• EXERCISE INSTRUCTIONS
Give only the number of lines in the records that include the string "text".

-- start DATASET CONTENT --

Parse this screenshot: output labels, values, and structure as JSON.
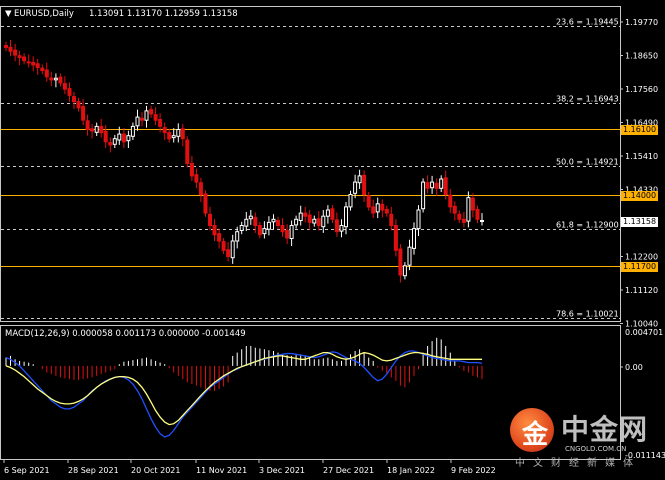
{
  "header": {
    "symbol": "EURUSD,Daily",
    "ohlc": "1.13091 1.13170 1.12959 1.13158",
    "macd_label": "MACD(12,26,9) 0.000058 0.001173 0.000000 -0.001449"
  },
  "fib_labels": [
    {
      "text": "23.6 = 1.19445",
      "price": 1.19445
    },
    {
      "text": "38.2 = 1.16943",
      "price": 1.16943
    },
    {
      "text": "50.0 = 1.14921",
      "price": 1.14921
    },
    {
      "text": "61.8 = 1.12900",
      "price": 1.129
    },
    {
      "text": "78.6 = 1.10021",
      "price": 1.10021
    }
  ],
  "level_lines": [
    {
      "label": "1.16100",
      "price": 1.161
    },
    {
      "label": "1.14000",
      "price": 1.14
    },
    {
      "label": "1.11700",
      "price": 1.117
    }
  ],
  "current_price": {
    "label": "1.13158",
    "price": 1.13158
  },
  "price_axis": [
    "1.19770",
    "1.18650",
    "1.17560",
    "1.16490",
    "1.15410",
    "1.14330",
    "1.13250",
    "1.12200",
    "1.11120",
    "1.10040"
  ],
  "macd_axis": [
    "0.004701",
    "0.00",
    "-0.011143"
  ],
  "date_axis": [
    "6 Sep 2021",
    "28 Sep 2021",
    "20 Oct 2021",
    "11 Nov 2021",
    "3 Dec 2021",
    "27 Dec 2021",
    "18 Jan 2022",
    "9 Feb 2022"
  ],
  "logo": {
    "cn": "中金网",
    "domain": "CNGOLD.COM.CN",
    "sub": "中文财经新媒体",
    "mark": "金"
  },
  "colors": {
    "up": "#ffffff",
    "down": "#e01010",
    "level": "#ffb000",
    "macd_signal": "#ffff80",
    "macd_line": "#2050ff",
    "grid": "#c8c8c8"
  },
  "chart_data": {
    "type": "candlestick",
    "price_range": [
      1.0995,
      1.2002
    ],
    "macd_range": [
      -0.011143,
      0.004701
    ],
    "closes": [
      1.1875,
      1.1862,
      1.185,
      1.1842,
      1.1832,
      1.1826,
      1.1818,
      1.181,
      1.18,
      1.178,
      1.177,
      1.1775,
      1.176,
      1.174,
      1.172,
      1.17,
      1.168,
      1.164,
      1.161,
      1.1605,
      1.162,
      1.16,
      1.157,
      1.156,
      1.158,
      1.1595,
      1.157,
      1.159,
      1.162,
      1.165,
      1.164,
      1.167,
      1.166,
      1.164,
      1.162,
      1.16,
      1.158,
      1.159,
      1.161,
      1.158,
      1.15,
      1.146,
      1.144,
      1.14,
      1.134,
      1.13,
      1.127,
      1.125,
      1.122,
      1.12,
      1.125,
      1.128,
      1.13,
      1.132,
      1.133,
      1.13,
      1.127,
      1.129,
      1.131,
      1.132,
      1.13,
      1.128,
      1.126,
      1.13,
      1.132,
      1.134,
      1.133,
      1.131,
      1.132,
      1.13,
      1.133,
      1.135,
      1.132,
      1.128,
      1.13,
      1.136,
      1.14,
      1.144,
      1.146,
      1.14,
      1.136,
      1.134,
      1.137,
      1.135,
      1.134,
      1.13,
      1.122,
      1.114,
      1.117,
      1.123,
      1.129,
      1.135,
      1.144,
      1.142,
      1.144,
      1.142,
      1.145,
      1.14,
      1.136,
      1.134,
      1.132,
      1.131,
      1.139,
      1.135,
      1.132,
      1.1316
    ],
    "macd_hist": [
      0.001,
      0.0012,
      0.0008,
      0.0006,
      0.0005,
      0.0004,
      0.0002,
      0.0,
      -0.0004,
      -0.0008,
      -0.001,
      -0.0012,
      -0.0014,
      -0.0015,
      -0.0016,
      -0.0017,
      -0.0017,
      -0.0016,
      -0.0015,
      -0.0014,
      -0.0012,
      -0.001,
      -0.0008,
      -0.0006,
      -0.0004,
      0.0002,
      0.0005,
      0.0006,
      0.0007,
      0.0008,
      0.0009,
      0.001,
      0.0008,
      0.0006,
      0.0004,
      0.0002,
      -0.0003,
      -0.0008,
      -0.0012,
      -0.0016,
      -0.002,
      -0.0022,
      -0.0024,
      -0.0026,
      -0.0028,
      -0.003,
      -0.003,
      -0.0028,
      -0.0025,
      -0.002,
      0.0012,
      0.0016,
      0.002,
      0.0024,
      0.0024,
      0.0022,
      0.0021,
      0.002,
      0.0019,
      0.0018,
      0.0016,
      0.0014,
      0.0013,
      0.0012,
      0.0013,
      0.0014,
      0.0012,
      0.001,
      0.0008,
      0.0008,
      0.0009,
      0.001,
      0.0008,
      0.0006,
      0.0006,
      0.001,
      0.0014,
      0.0018,
      0.002,
      0.0016,
      0.001,
      0.0006,
      -0.0002,
      -0.0006,
      -0.001,
      -0.0014,
      -0.0018,
      -0.0024,
      -0.0026,
      -0.002,
      -0.0012,
      -0.0004,
      0.0016,
      0.0024,
      0.003,
      0.0034,
      0.0032,
      0.0024,
      0.0016,
      0.0006,
      -0.0002,
      -0.0006,
      -0.0008,
      -0.0012,
      -0.0014,
      -0.0016
    ],
    "macd_signal": [
      0.0,
      -0.0002,
      -0.0005,
      -0.0009,
      -0.0013,
      -0.0018,
      -0.0023,
      -0.0028,
      -0.0032,
      -0.0036,
      -0.004,
      -0.0043,
      -0.0045,
      -0.0046,
      -0.0046,
      -0.0045,
      -0.0043,
      -0.004,
      -0.0036,
      -0.0031,
      -0.0026,
      -0.0022,
      -0.0019,
      -0.0016,
      -0.0014,
      -0.0013,
      -0.0013,
      -0.0014,
      -0.0016,
      -0.002,
      -0.0026,
      -0.0034,
      -0.0044,
      -0.0054,
      -0.0062,
      -0.0068,
      -0.0071,
      -0.007,
      -0.0066,
      -0.006,
      -0.0054,
      -0.0048,
      -0.0042,
      -0.0036,
      -0.003,
      -0.0025,
      -0.002,
      -0.0016,
      -0.0012,
      -0.0009,
      -0.0006,
      -0.0003,
      -0.0001,
      0.0001,
      0.0003,
      0.0005,
      0.0007,
      0.0009,
      0.001,
      0.0011,
      0.0012,
      0.0012,
      0.0011,
      0.001,
      0.0009,
      0.0008,
      0.0008,
      0.001,
      0.0012,
      0.0014,
      0.0016,
      0.0016,
      0.0014,
      0.0011,
      0.0009,
      0.0008,
      0.0009,
      0.0011,
      0.0014,
      0.0016,
      0.0015,
      0.0013,
      0.001,
      0.0007,
      0.0006,
      0.0007,
      0.0009,
      0.0011,
      0.0013,
      0.0015,
      0.0016,
      0.0016,
      0.0015,
      0.0014,
      0.0012,
      0.0011,
      0.001,
      0.0009,
      0.0008,
      0.0008,
      0.0008,
      0.0008,
      0.0008,
      0.0008,
      0.0008,
      0.0008
    ],
    "macd_main": [
      0.001,
      0.0008,
      0.0004,
      0.0,
      -0.0006,
      -0.0012,
      -0.0018,
      -0.0024,
      -0.003,
      -0.0036,
      -0.0042,
      -0.0046,
      -0.005,
      -0.0052,
      -0.0052,
      -0.005,
      -0.0046,
      -0.0042,
      -0.0036,
      -0.003,
      -0.0026,
      -0.0022,
      -0.0018,
      -0.0016,
      -0.0014,
      -0.0013,
      -0.0014,
      -0.0017,
      -0.0022,
      -0.003,
      -0.004,
      -0.0052,
      -0.0064,
      -0.0074,
      -0.0082,
      -0.0086,
      -0.0084,
      -0.0078,
      -0.007,
      -0.0062,
      -0.0056,
      -0.005,
      -0.0044,
      -0.0038,
      -0.0032,
      -0.0026,
      -0.0022,
      -0.0018,
      -0.0014,
      -0.001,
      -0.0006,
      -0.0004,
      -0.0001,
      0.0001,
      0.0003,
      0.0005,
      0.0007,
      0.0008,
      0.001,
      0.0012,
      0.0013,
      0.0014,
      0.0015,
      0.0015,
      0.0014,
      0.0013,
      0.0012,
      0.0011,
      0.001,
      0.0011,
      0.0013,
      0.0015,
      0.0017,
      0.0016,
      0.0013,
      0.001,
      0.0008,
      0.0006,
      0.0003,
      -0.0002,
      -0.0008,
      -0.0014,
      -0.0018,
      -0.0016,
      -0.001,
      -0.0002,
      0.0006,
      0.0012,
      0.0016,
      0.0018,
      0.0018,
      0.0016,
      0.0014,
      0.0012,
      0.001,
      0.0009,
      0.0008,
      0.0007,
      0.0006,
      0.0006,
      0.0006,
      0.0005,
      0.0004,
      0.0004,
      0.0004,
      0.0003
    ]
  }
}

-- end DATASET CONTENT --

• WRITTEN ANSWER
5